— DATASET CONTENT —
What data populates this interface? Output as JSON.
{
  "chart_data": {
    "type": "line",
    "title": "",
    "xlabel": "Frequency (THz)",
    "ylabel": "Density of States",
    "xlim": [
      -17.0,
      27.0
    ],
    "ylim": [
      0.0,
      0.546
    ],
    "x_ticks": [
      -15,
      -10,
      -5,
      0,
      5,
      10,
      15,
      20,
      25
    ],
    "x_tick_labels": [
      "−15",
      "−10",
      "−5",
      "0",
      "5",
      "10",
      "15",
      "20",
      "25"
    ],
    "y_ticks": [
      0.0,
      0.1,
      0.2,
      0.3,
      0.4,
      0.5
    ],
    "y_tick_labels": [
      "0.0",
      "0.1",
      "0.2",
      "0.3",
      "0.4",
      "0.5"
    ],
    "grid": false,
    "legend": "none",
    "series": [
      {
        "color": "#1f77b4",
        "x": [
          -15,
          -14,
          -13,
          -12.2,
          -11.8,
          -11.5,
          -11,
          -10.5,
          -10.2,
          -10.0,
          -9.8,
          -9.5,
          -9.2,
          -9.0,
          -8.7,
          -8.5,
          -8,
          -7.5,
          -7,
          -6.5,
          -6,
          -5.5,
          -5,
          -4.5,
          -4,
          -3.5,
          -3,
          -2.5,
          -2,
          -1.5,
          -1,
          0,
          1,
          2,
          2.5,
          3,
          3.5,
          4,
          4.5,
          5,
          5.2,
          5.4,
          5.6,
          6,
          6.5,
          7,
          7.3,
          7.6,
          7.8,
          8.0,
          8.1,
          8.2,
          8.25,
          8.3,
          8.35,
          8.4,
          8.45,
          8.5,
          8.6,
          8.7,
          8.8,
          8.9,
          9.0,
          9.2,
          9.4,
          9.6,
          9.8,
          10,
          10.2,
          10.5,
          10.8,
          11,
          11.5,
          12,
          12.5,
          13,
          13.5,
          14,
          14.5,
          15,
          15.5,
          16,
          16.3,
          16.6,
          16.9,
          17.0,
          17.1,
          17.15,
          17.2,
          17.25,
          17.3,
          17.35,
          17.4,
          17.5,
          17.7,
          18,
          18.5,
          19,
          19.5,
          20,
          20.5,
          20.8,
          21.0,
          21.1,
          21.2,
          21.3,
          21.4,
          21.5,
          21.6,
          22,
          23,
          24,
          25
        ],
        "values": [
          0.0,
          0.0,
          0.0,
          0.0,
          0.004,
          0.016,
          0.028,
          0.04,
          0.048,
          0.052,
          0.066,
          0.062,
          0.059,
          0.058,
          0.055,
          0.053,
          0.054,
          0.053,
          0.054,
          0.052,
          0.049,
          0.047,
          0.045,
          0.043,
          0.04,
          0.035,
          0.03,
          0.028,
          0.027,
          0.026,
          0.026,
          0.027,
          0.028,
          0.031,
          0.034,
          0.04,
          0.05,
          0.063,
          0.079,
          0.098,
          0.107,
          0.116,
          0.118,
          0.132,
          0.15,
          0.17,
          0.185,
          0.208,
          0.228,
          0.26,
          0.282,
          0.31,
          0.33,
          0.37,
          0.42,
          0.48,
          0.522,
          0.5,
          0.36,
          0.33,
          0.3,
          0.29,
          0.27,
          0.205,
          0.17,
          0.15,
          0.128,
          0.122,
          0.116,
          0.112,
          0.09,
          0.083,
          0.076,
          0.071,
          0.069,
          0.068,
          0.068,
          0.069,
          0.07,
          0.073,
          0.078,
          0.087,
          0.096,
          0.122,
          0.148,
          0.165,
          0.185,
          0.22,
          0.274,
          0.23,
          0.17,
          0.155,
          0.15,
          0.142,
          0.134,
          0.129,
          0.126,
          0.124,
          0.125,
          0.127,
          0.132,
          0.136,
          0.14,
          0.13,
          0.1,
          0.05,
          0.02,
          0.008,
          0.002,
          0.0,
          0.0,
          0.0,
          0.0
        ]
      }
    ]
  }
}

— WHAT NEEDS TO BE DONE —
Copy every record exactly as presented.

— RESPONSE TO THIS TASK —
What data populates this interface? Output as JSON.
{
  "chart_data": {
    "type": "line",
    "title": "",
    "xlabel": "Frequency (THz)",
    "ylabel": "Density of States",
    "xlim": [
      -17.0,
      27.0
    ],
    "ylim": [
      0.0,
      0.546
    ],
    "x_ticks": [
      -15,
      -10,
      -5,
      0,
      5,
      10,
      15,
      20,
      25
    ],
    "x_tick_labels": [
      "−15",
      "−10",
      "−5",
      "0",
      "5",
      "10",
      "15",
      "20",
      "25"
    ],
    "y_ticks": [
      0.0,
      0.1,
      0.2,
      0.3,
      0.4,
      0.5
    ],
    "y_tick_labels": [
      "0.0",
      "0.1",
      "0.2",
      "0.3",
      "0.4",
      "0.5"
    ],
    "grid": false,
    "legend": "none",
    "series": [
      {
        "color": "#1f77b4",
        "x": [
          -15,
          -14,
          -13,
          -12.2,
          -11.8,
          -11.5,
          -11,
          -10.5,
          -10.2,
          -10.0,
          -9.8,
          -9.5,
          -9.2,
          -9.0,
          -8.7,
          -8.5,
          -8,
          -7.5,
          -7,
          -6.5,
          -6,
          -5.5,
          -5,
          -4.5,
          -4,
          -3.5,
          -3,
          -2.5,
          -2,
          -1.5,
          -1,
          0,
          1,
          2,
          2.5,
          3,
          3.5,
          4,
          4.5,
          5,
          5.2,
          5.4,
          5.6,
          6,
          6.5,
          7,
          7.3,
          7.6,
          7.8,
          8.0,
          8.1,
          8.2,
          8.25,
          8.3,
          8.35,
          8.4,
          8.45,
          8.5,
          8.6,
          8.7,
          8.8,
          8.9,
          9.0,
          9.2,
          9.4,
          9.6,
          9.8,
          10,
          10.2,
          10.5,
          10.8,
          11,
          11.5,
          12,
          12.5,
          13,
          13.5,
          14,
          14.5,
          15,
          15.5,
          16,
          16.3,
          16.6,
          16.9,
          17.0,
          17.1,
          17.15,
          17.2,
          17.25,
          17.3,
          17.35,
          17.4,
          17.5,
          17.7,
          18,
          18.5,
          19,
          19.5,
          20,
          20.5,
          20.8,
          21.0,
          21.1,
          21.2,
          21.3,
          21.4,
          21.5,
          21.6,
          22,
          23,
          24,
          25
        ],
        "values": [
          0.0,
          0.0,
          0.0,
          0.0,
          0.004,
          0.016,
          0.028,
          0.04,
          0.048,
          0.052,
          0.066,
          0.062,
          0.059,
          0.058,
          0.055,
          0.053,
          0.054,
          0.053,
          0.054,
          0.052,
          0.049,
          0.047,
          0.045,
          0.043,
          0.04,
          0.035,
          0.03,
          0.028,
          0.027,
          0.026,
          0.026,
          0.027,
          0.028,
          0.031,
          0.034,
          0.04,
          0.05,
          0.063,
          0.079,
          0.098,
          0.107,
          0.116,
          0.118,
          0.132,
          0.15,
          0.17,
          0.185,
          0.208,
          0.228,
          0.26,
          0.282,
          0.31,
          0.33,
          0.37,
          0.42,
          0.48,
          0.522,
          0.5,
          0.36,
          0.33,
          0.3,
          0.29,
          0.27,
          0.205,
          0.17,
          0.15,
          0.128,
          0.122,
          0.116,
          0.112,
          0.09,
          0.083,
          0.076,
          0.071,
          0.069,
          0.068,
          0.068,
          0.069,
          0.07,
          0.073,
          0.078,
          0.087,
          0.096,
          0.122,
          0.148,
          0.165,
          0.185,
          0.22,
          0.274,
          0.23,
          0.17,
          0.155,
          0.15,
          0.142,
          0.134,
          0.129,
          0.126,
          0.124,
          0.125,
          0.127,
          0.132,
          0.136,
          0.14,
          0.13,
          0.1,
          0.05,
          0.02,
          0.008,
          0.002,
          0.0,
          0.0,
          0.0,
          0.0
        ]
      }
    ]
  }
}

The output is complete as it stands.